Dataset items

****

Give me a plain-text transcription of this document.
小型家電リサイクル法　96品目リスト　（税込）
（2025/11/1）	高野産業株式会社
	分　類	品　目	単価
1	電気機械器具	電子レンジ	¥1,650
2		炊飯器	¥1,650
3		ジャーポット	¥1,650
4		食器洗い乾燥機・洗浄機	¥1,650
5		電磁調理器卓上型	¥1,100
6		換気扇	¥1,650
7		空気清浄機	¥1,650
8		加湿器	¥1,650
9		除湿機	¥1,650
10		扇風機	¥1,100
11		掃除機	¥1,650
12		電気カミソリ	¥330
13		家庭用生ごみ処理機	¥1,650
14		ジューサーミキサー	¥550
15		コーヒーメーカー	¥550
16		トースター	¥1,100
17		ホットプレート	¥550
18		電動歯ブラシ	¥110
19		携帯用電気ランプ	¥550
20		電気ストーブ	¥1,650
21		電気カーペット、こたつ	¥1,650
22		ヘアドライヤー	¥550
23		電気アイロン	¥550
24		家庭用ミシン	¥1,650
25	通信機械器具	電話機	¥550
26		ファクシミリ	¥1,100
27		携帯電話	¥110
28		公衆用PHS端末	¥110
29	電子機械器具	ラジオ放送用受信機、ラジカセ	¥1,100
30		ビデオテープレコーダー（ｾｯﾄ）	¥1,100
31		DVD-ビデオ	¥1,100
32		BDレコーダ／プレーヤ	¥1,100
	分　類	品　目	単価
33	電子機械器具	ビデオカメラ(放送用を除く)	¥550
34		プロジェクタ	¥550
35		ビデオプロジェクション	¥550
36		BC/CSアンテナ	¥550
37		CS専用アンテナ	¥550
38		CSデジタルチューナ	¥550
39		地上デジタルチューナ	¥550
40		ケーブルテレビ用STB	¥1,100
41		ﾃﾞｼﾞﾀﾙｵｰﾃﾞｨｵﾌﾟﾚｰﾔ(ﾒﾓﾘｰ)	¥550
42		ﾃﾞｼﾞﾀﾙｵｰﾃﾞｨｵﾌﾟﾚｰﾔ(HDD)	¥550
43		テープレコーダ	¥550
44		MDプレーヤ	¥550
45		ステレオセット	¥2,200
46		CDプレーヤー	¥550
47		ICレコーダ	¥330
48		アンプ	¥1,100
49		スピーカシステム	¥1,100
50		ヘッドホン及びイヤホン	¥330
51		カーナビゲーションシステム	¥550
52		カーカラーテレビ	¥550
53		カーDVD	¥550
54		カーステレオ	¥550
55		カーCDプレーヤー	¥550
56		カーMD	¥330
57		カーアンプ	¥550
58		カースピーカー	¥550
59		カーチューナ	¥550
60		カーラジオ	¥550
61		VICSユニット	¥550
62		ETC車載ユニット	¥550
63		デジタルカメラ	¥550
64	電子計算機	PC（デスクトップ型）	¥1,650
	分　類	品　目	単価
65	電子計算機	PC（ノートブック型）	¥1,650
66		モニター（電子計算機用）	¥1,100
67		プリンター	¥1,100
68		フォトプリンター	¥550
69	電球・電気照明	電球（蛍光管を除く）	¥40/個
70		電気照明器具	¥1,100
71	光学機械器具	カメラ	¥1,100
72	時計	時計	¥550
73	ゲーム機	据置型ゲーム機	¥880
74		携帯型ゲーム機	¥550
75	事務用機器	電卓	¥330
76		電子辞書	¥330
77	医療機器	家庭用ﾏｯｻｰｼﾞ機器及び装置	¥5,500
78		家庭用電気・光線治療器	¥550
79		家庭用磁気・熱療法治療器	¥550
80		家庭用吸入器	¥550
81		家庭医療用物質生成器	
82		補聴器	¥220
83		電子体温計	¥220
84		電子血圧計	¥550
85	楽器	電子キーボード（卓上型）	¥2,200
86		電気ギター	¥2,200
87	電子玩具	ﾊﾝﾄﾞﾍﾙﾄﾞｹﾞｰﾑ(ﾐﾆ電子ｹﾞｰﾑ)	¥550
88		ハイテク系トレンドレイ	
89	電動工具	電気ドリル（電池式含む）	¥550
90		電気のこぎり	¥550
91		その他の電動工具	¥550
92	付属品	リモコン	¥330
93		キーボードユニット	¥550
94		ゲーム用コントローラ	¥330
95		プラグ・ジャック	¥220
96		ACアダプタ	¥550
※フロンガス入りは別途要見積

****

What you need to do.
All lines in the data that contain the word "電子機械器具" should be copied.

Solution for this problem.
29	電子機械器具	ラジオ放送用受信機、ラジカセ	¥1,100
33	電子機械器具	ビデオカメラ(放送用を除く)	¥550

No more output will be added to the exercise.